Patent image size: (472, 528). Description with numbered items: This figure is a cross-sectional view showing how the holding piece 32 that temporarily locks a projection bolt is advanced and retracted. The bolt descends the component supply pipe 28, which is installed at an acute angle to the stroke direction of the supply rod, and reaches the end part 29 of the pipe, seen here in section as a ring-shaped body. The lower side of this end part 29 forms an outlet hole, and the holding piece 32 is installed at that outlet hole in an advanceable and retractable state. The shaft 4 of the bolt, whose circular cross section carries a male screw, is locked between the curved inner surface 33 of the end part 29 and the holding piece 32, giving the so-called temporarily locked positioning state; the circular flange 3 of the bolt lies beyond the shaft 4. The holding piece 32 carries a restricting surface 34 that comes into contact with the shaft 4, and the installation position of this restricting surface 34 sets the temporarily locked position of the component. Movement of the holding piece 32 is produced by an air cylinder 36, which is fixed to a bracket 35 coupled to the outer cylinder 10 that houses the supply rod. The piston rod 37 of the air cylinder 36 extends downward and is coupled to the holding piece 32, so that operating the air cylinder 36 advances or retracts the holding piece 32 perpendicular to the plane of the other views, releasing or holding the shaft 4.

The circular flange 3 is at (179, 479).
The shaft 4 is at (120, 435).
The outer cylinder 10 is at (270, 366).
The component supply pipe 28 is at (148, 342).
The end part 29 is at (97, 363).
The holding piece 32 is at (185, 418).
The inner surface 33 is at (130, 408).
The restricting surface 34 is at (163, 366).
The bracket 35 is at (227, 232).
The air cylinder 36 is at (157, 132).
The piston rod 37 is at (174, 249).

--------------------------------

*Goal*:
Copy every line of the entries above without changing anything.

*Result for this exercise*:
Patent image size: (472, 528). Description with numbered items: This figure is a cross-sectional view showing how the holding piece 32 that temporarily locks a projection bolt is advanced and retracted. The bolt descends the component supply pipe 28, which is installed at an acute angle to the stroke direction of the supply rod, and reaches the end part 29 of the pipe, seen here in section as a ring-shaped body. The lower side of this end part 29 forms an outlet hole, and the holding piece 32 is installed at that outlet hole in an advanceable and retractable state. The shaft 4 of the bolt, whose circular cross section carries a male screw, is locked between the curved inner surface 33 of the end part 29 and the holding piece 32, giving the so-called temporarily locked positioning state; the circular flange 3 of the bolt lies beyond the shaft 4. The holding piece 32 carries a restricting surface 34 that comes into contact with the shaft 4, and the installation position of this restricting surface 34 sets the temporarily locked position of the component. Movement of the holding piece 32 is produced by an air cylinder 36, which is fixed to a bracket 35 coupled to the outer cylinder 10 that houses the supply rod. The piston rod 37 of the air cylinder 36 extends downward and is coupled to the holding piece 32, so that operating the air cylinder 36 advances or retracts the holding piece 32 perpendicular to the plane of the other views, releasing or holding the shaft 4.

The circular flange 3 is at (179, 479).
The shaft 4 is at (120, 435).
The outer cylinder 10 is at (270, 366).
The component supply pipe 28 is at (148, 342).
The end part 29 is at (97, 363).
The holding piece 32 is at (185, 418).
The inner surface 33 is at (130, 408).
The restricting surface 34 is at (163, 366).
The bracket 35 is at (227, 232).
The air cylinder 36 is at (157, 132).
The piston rod 37 is at (174, 249).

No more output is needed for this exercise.